STORED ROWS:
[START]

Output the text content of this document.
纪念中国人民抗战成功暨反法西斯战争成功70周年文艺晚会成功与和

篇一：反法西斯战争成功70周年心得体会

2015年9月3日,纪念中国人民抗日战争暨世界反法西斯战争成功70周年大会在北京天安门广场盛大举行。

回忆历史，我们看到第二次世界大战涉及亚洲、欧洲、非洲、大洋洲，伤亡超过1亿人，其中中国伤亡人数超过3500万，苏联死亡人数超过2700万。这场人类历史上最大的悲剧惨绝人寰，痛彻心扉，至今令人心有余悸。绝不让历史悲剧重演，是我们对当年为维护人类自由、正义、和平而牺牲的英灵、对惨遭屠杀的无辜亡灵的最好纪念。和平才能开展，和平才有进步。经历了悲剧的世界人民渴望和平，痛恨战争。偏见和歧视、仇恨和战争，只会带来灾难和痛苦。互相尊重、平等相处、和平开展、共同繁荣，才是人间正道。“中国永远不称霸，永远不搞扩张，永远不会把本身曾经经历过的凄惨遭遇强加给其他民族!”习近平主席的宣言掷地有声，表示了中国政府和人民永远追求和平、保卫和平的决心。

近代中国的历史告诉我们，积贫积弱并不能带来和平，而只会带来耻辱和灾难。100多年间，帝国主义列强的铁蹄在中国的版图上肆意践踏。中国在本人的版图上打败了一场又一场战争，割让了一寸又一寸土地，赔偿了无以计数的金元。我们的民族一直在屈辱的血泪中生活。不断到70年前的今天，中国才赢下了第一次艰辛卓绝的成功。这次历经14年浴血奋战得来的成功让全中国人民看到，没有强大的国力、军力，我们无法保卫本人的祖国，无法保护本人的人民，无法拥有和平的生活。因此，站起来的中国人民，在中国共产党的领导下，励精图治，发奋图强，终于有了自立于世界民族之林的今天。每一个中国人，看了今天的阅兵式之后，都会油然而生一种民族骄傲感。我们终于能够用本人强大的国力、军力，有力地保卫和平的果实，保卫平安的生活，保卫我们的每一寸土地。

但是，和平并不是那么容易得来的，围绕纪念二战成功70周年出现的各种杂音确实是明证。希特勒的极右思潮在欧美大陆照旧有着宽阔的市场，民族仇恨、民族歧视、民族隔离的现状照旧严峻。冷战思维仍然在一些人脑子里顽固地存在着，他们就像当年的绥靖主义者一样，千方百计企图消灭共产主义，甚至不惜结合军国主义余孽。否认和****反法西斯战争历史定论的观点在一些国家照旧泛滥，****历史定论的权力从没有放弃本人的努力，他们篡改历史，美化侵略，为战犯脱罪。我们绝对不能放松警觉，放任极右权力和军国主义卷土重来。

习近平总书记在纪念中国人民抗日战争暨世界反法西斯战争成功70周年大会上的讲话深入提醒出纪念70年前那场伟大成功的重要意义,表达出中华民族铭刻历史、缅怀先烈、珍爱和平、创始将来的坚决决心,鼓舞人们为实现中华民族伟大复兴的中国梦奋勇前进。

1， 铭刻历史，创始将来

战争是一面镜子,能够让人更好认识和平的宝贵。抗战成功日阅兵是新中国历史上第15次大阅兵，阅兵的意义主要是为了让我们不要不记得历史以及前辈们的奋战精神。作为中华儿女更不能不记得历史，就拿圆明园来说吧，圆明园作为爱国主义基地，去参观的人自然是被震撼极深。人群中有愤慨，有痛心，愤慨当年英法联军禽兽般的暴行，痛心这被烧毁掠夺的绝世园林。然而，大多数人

[END]
[START]

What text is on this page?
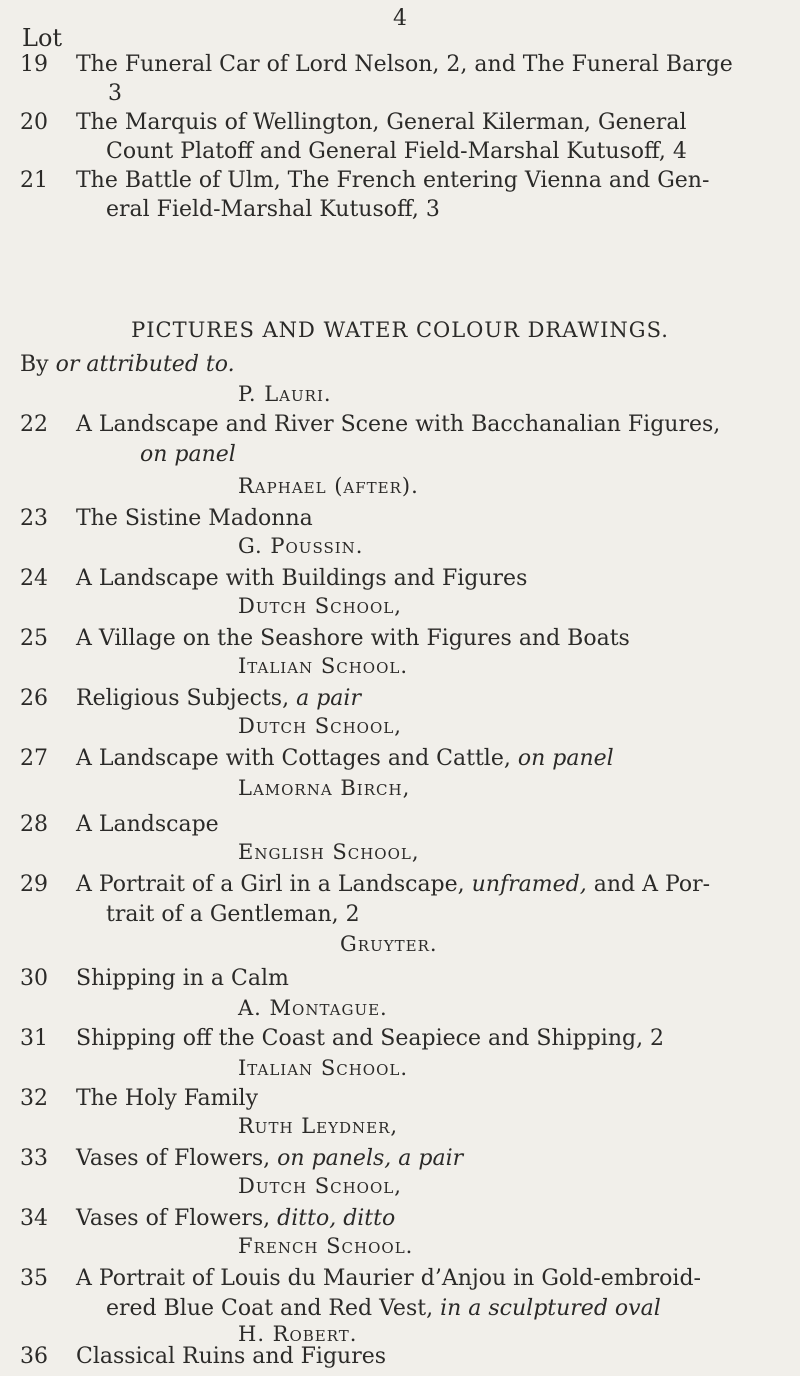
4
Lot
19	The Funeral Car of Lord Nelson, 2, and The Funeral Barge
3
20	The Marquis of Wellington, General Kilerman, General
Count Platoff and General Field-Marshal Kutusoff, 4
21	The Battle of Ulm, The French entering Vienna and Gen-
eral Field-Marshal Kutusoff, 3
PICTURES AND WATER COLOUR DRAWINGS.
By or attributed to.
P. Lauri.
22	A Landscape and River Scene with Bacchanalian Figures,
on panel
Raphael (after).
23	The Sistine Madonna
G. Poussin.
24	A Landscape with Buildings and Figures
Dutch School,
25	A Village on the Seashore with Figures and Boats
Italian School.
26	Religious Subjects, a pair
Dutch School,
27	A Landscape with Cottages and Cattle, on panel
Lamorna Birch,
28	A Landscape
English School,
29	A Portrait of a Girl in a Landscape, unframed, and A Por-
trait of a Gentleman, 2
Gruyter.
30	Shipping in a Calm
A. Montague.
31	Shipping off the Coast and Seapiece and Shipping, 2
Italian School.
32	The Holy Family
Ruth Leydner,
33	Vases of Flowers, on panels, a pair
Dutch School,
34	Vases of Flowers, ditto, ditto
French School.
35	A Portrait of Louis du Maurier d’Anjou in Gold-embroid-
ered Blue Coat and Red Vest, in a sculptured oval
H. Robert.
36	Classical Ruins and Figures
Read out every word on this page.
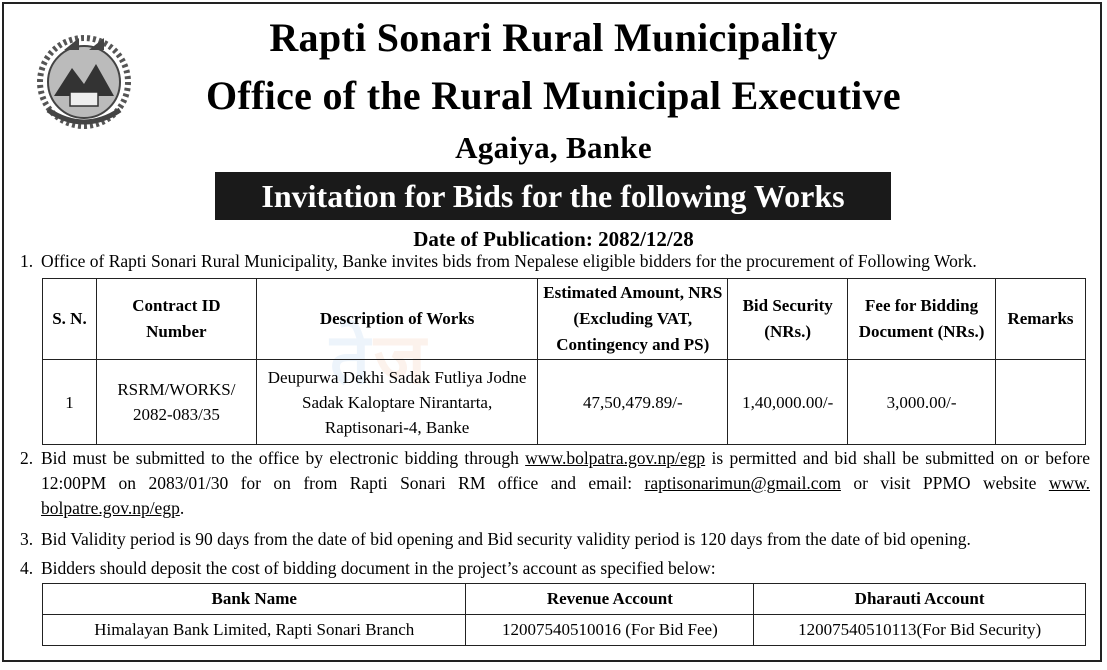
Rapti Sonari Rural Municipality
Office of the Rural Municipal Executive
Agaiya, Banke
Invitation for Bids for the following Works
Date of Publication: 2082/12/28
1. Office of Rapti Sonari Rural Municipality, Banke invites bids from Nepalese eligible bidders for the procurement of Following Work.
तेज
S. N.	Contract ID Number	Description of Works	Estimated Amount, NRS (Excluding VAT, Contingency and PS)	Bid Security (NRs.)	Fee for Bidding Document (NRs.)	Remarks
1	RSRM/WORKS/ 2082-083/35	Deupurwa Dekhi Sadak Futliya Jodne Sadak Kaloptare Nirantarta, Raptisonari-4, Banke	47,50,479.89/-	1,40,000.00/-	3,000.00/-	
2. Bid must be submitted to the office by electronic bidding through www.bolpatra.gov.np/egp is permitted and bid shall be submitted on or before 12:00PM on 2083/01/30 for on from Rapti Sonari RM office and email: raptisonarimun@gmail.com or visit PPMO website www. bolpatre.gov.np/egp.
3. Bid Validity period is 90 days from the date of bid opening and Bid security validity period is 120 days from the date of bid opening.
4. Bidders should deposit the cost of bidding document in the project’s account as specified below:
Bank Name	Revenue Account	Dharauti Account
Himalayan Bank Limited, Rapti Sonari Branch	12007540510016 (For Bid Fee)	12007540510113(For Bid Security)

[END]
[START]

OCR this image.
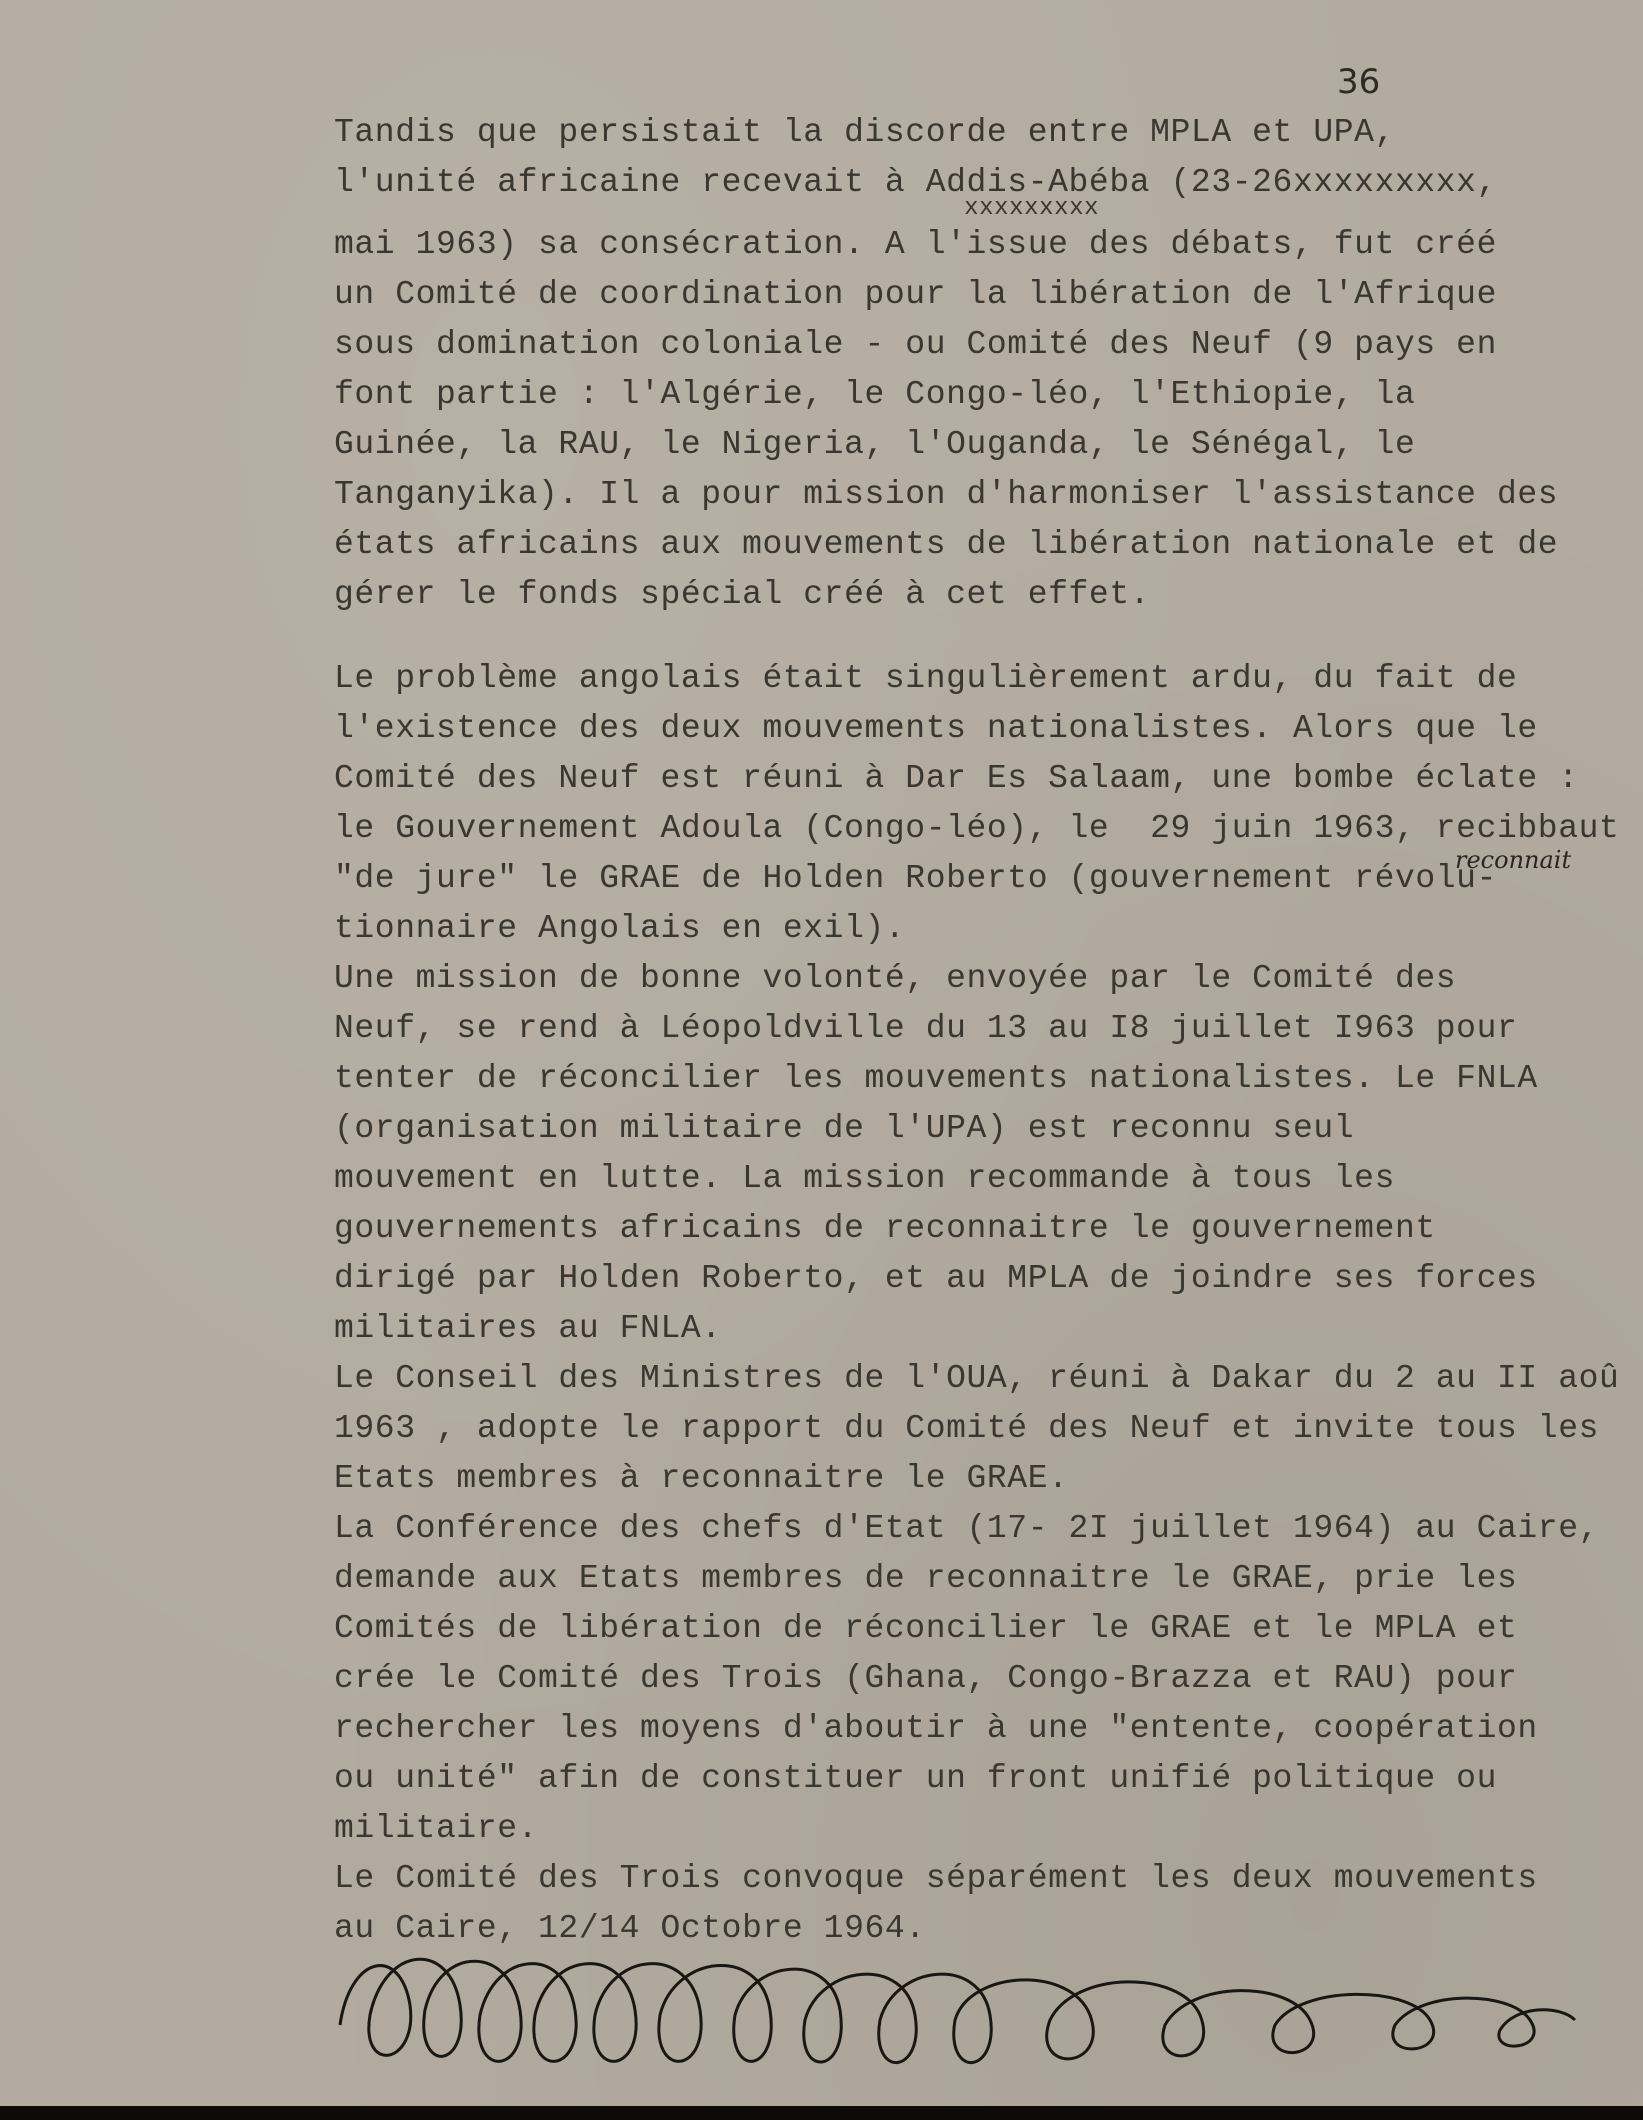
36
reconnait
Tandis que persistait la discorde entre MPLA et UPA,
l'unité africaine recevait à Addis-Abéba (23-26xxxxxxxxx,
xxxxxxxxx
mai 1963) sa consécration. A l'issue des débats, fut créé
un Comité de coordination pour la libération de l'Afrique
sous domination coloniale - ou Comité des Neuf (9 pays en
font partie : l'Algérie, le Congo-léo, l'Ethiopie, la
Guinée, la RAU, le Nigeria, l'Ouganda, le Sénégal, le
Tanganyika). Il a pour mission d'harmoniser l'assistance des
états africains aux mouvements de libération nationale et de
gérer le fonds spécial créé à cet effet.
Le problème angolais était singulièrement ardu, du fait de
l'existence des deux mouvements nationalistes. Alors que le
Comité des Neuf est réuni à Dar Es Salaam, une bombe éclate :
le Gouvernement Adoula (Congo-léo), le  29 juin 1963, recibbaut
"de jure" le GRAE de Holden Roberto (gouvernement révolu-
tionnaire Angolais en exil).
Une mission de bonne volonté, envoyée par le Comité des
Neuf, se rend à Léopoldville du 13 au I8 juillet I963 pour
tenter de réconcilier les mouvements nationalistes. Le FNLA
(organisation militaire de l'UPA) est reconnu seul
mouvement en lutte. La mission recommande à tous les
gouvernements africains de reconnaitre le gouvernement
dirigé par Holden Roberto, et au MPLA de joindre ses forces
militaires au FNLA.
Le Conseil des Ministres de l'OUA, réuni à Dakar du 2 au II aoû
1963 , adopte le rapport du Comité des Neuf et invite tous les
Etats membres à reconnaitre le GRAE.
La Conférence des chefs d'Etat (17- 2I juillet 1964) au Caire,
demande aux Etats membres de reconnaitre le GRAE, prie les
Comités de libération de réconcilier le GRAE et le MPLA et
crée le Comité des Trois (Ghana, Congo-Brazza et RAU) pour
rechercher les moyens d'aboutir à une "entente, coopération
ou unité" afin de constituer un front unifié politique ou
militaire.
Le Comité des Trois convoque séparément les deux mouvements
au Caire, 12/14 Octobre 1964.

[END]

Give only the number of lines in the listing above that include the string "Holden".

SOLUTION BELOW: 2